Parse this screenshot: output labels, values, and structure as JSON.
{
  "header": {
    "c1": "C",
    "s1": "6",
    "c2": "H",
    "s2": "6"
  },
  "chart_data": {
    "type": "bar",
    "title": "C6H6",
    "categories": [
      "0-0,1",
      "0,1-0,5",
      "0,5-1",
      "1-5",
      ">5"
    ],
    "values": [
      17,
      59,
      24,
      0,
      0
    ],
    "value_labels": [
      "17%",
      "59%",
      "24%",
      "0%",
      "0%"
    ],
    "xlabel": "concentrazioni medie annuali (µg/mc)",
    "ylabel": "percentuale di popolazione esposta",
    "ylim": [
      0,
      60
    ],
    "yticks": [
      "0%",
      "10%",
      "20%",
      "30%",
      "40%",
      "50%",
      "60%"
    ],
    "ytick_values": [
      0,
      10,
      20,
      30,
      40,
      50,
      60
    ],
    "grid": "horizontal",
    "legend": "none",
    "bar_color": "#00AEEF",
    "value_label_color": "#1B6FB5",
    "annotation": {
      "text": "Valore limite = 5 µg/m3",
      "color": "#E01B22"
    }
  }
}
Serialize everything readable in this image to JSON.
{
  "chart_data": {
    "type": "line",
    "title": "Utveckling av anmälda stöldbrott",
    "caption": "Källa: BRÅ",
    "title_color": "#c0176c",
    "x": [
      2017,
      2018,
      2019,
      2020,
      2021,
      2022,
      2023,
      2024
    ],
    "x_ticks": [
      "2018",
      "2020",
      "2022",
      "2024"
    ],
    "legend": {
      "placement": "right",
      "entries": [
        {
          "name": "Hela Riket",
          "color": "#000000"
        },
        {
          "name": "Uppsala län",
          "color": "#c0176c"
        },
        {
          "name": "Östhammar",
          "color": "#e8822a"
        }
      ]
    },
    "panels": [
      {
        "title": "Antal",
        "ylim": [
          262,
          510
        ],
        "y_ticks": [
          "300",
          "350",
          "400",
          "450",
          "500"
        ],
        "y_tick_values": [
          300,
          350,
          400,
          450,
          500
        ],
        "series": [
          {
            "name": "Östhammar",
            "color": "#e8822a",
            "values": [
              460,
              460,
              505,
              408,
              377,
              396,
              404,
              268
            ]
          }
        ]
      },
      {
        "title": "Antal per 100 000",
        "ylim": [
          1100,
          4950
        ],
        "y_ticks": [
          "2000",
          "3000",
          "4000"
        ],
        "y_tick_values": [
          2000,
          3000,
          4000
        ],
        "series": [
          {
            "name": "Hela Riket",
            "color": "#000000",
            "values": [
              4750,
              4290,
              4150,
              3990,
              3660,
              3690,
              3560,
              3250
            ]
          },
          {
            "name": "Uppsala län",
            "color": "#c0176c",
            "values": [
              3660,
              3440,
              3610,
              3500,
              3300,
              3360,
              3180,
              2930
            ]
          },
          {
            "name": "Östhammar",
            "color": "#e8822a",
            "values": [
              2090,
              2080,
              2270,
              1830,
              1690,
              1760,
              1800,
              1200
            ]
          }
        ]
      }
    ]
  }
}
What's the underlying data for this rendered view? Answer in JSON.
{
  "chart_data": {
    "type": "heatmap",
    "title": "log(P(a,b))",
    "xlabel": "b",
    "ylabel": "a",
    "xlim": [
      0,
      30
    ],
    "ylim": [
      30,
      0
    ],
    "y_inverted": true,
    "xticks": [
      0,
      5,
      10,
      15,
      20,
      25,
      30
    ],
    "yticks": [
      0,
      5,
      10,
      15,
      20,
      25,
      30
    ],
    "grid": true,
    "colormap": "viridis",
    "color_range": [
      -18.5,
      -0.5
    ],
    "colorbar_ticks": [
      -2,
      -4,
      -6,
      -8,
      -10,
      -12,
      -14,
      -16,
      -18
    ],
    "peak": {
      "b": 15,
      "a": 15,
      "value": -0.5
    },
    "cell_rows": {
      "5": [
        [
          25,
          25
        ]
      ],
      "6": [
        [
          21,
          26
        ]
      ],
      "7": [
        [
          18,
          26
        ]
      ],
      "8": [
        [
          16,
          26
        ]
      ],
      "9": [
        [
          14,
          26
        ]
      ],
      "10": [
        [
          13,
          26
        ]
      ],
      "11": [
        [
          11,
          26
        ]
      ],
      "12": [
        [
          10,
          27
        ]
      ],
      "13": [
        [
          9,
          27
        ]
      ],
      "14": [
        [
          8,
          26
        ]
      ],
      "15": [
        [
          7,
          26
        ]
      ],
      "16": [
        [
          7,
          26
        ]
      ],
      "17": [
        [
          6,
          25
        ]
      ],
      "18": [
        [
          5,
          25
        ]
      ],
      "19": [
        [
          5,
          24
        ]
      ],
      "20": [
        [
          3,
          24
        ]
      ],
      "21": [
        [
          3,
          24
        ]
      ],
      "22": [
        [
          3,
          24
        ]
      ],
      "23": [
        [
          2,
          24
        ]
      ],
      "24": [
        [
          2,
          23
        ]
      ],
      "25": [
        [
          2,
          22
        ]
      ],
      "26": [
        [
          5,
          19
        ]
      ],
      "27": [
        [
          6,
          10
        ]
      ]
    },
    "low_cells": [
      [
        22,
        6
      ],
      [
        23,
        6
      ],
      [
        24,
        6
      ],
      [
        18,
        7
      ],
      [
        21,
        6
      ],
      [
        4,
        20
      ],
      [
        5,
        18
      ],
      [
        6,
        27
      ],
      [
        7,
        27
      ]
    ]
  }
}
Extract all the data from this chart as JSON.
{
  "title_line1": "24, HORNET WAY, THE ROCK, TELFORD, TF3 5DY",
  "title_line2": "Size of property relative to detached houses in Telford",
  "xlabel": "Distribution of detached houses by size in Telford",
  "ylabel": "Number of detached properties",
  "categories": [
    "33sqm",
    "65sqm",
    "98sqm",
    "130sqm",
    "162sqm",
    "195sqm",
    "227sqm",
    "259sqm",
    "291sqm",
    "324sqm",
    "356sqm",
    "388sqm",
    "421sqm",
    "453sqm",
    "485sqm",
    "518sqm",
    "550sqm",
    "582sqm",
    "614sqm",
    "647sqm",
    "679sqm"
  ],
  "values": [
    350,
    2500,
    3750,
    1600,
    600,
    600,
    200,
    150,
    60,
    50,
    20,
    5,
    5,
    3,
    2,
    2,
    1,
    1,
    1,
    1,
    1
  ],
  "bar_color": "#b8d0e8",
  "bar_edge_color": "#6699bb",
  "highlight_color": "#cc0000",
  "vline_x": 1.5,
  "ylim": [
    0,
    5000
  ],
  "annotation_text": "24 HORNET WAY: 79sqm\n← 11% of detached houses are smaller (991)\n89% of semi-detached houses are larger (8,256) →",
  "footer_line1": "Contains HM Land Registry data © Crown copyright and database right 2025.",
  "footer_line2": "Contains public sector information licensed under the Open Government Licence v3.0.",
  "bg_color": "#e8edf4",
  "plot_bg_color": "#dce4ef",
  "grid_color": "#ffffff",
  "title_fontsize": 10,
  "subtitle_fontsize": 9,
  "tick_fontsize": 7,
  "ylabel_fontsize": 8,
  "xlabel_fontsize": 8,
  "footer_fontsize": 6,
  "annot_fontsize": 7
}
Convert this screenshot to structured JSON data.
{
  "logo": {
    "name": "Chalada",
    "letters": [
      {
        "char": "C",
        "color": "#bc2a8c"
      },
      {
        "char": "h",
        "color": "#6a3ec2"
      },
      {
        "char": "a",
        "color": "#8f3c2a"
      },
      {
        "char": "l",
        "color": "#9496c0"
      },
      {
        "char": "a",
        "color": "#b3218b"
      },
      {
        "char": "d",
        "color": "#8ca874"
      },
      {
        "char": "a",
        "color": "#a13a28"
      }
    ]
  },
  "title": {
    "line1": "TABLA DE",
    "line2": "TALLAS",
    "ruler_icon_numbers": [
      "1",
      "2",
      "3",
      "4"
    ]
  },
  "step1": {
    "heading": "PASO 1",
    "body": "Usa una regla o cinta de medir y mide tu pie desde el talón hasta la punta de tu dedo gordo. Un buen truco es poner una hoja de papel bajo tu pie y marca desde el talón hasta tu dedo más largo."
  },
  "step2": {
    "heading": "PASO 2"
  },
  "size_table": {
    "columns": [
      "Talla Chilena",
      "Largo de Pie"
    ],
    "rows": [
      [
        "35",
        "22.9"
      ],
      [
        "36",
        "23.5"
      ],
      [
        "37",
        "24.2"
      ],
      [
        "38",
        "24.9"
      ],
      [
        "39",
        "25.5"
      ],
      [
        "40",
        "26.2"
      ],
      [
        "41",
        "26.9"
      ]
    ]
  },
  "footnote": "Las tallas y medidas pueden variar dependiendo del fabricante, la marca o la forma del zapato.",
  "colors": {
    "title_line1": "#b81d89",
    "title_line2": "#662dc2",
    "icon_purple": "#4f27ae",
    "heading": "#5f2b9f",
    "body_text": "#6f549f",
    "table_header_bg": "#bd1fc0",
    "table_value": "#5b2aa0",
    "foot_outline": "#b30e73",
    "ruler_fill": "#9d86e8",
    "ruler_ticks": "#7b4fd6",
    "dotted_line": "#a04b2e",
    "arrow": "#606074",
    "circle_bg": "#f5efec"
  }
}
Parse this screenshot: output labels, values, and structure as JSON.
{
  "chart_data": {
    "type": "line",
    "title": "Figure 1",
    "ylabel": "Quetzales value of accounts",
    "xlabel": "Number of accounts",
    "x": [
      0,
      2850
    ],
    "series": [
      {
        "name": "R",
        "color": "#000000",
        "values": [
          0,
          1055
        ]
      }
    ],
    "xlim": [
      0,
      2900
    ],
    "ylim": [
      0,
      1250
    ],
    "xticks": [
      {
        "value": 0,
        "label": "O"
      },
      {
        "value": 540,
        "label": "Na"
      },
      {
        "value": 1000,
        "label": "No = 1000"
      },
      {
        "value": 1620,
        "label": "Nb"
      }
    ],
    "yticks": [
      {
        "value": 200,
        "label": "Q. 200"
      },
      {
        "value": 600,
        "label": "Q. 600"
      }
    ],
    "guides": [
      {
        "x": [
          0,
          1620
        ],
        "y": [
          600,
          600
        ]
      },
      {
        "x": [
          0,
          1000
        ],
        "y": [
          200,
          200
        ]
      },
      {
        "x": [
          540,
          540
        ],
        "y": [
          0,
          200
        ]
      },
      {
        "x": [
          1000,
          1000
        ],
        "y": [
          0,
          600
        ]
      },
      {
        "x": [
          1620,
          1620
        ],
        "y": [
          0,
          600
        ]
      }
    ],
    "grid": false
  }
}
# # #
**Work instructions**
Return from the data every line that holds "type".

**Task solution**
    "type": "bar",
    "type": "line",
    "type": "heatmap",
    "type": "line",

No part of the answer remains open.